BEREITGESTELLTER TEXT:

•••••

Aus den Baumwipfeln dringt sie, ganz fein, ganz schwebend, ganz leise. Die Stimme einer Piccoloflöte legt sich seit diesem Wochenende über den nächstes Jahr 400 Jahre alten jüdischen Friedhof in Hohenems, mit einer Melodie, die man auf Anhieb nicht erkennt. Es ist ein besonderer Ort, er liegt auf einem bewaldeten Abhang, steinerne Stiegen führen durch die noch rund 370 erhaltenen Grabsteine. Von hier blickt man tief hinein ins Tal – und auf den neuen muslimischen Friedhof gleich daneben, doch das ist eine andere Geschichte.

Die Geschichte, die die schottische Sound-Künstlerin Susan Philipsz hier erzählen will, ist die des Holocaust. Seit Jahren spürt sie ihm nach, lädt Orte mit Klängen auf, dass sie plötzlich wieder zu Orten der Erinnerung werden. So etwa bei der vorigen Documenta 13, als man Gruppen von Menschen sinnend auf einem Bahnsteigende des Kasseler Hauptbahnhofs stehen, sitzen, lehnen sah. Sie hörten eine seltsam versetzte Streichermelodie, die aus vielen Lautsprechern über den Köpfen klang – als würde der Wind über die Dutzenden, über den Bahnhof gespannten Stromkabel wie Saiten streichen. Die „Studie für Streichorchester“ hat der tschechische Komponist Pavel Haas 1943 im KZ Theresienstadt geschrieben, sie wurde dort noch aufgeführt, kurz danach wurde Haas in Auschwitz-Birkenau ermordet. Auch vom Kasseler Bahnhof gingen Menschentransporte ab.

•••••

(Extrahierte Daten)

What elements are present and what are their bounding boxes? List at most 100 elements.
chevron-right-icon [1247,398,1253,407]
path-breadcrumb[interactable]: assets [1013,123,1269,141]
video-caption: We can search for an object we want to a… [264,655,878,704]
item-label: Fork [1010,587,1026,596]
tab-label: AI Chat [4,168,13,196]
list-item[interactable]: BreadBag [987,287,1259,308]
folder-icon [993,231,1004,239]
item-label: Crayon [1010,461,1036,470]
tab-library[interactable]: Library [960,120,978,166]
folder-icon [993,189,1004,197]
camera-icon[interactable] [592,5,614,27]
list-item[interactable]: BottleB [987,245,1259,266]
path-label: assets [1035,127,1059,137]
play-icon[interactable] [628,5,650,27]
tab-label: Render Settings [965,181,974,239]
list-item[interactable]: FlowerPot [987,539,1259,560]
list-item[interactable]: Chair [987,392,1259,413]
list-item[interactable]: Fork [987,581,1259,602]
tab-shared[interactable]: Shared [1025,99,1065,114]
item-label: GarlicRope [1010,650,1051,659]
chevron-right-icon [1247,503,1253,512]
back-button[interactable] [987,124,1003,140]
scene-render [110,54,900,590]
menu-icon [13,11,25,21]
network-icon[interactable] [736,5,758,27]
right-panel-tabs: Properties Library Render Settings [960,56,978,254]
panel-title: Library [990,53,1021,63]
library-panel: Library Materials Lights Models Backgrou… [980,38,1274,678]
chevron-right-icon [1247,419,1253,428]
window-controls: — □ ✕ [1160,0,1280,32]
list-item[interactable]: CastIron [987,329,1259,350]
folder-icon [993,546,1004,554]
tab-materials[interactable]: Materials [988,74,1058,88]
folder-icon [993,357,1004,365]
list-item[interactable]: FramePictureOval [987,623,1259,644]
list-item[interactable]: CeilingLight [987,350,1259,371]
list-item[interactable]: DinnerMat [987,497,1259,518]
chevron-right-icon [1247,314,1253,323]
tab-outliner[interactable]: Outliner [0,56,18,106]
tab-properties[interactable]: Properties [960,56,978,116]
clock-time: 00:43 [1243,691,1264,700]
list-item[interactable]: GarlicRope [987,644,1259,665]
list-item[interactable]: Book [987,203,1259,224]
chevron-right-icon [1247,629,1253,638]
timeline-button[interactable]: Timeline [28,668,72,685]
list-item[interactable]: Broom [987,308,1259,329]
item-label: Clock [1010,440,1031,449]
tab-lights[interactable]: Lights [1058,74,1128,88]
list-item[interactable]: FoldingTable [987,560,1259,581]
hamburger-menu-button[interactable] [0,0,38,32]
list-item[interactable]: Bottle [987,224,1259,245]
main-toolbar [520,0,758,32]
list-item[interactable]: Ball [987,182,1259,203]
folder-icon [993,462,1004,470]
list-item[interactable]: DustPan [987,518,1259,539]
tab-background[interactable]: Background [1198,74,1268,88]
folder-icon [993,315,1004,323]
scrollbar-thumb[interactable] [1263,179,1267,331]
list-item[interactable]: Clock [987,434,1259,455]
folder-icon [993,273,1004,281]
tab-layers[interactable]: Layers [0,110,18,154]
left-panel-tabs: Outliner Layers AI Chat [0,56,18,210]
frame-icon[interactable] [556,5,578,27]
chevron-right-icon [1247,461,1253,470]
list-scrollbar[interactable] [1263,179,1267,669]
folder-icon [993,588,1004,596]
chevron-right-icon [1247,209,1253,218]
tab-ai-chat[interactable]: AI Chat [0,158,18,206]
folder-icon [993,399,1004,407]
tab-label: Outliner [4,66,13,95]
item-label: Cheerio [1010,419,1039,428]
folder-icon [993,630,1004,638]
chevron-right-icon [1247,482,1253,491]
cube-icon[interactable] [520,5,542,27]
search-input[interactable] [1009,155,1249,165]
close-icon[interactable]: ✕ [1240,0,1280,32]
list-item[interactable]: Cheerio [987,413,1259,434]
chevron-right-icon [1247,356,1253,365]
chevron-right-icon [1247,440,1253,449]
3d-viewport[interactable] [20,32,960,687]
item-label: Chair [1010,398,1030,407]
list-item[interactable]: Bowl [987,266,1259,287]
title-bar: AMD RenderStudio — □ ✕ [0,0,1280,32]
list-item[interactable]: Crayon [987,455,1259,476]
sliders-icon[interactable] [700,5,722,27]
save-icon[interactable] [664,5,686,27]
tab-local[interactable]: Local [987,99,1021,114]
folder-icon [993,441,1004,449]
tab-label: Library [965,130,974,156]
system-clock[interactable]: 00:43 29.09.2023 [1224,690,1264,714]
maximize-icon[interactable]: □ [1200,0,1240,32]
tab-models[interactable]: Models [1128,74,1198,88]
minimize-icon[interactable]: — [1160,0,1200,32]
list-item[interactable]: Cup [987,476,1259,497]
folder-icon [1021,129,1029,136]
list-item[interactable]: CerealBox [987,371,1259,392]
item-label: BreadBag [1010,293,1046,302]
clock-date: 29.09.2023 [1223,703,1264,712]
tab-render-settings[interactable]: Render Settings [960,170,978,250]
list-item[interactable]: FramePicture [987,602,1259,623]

•••••

AUFGABE:
Setze den Text über die Klanginstallation auf dem jüdischen Friedhof in Hohenems im Anschluss an seinen letzten Satz fort.

ANTWORT ZUR AUFGABE:
In „Nacht und Nebel“. Die Assoziationskette, die Philipsz jetzt in Bregenz auslegt, ist komplexer. Sie begann nicht auf dem jüdischen Friedhof, sondern mit einem Besuch des seegrüngrau verglasten Kunsthauses Bregenz, das von Architekt Zumthor als eine Hommage an den Nebel gedacht war, der in den Wintermonaten so beständig über dem Bodensee hängt. Was die mittlerweile in Berlin wohnende Künstlerin sofort an den Titel des ersten Films erinnerte, der über die Konzentrationslager gedreht wurde, „Nacht und Nebel“ von Alain Resnais 1955, erzählt sie.

Er war ihr deshalb so präsent, weil sie durch mehrere Ausstellungen, etwa für den Hamburger Bahnhof in Berlin 2014, zu einer Spezialistin für den österreichischen Komponisten Hanns Eisler geworden ist. Und dieser hatte damals die Filmmusik zu Resnais collageartigem Film geschrieben. Für das Kunsthaus Bregenz ließ sie das Stück im Studio noch einmal einspielen, doch nur die Stimmen von fünf Instrumenten und jeden Ton einzeln. Denn jeder Ton hat einen eigenen Lautsprecher, ein kompliziertes Konzept, das den Effekt hat, dass man sich in einer Melodie räumlich bewegen kann, wenn man unter den Lautsprechern geht.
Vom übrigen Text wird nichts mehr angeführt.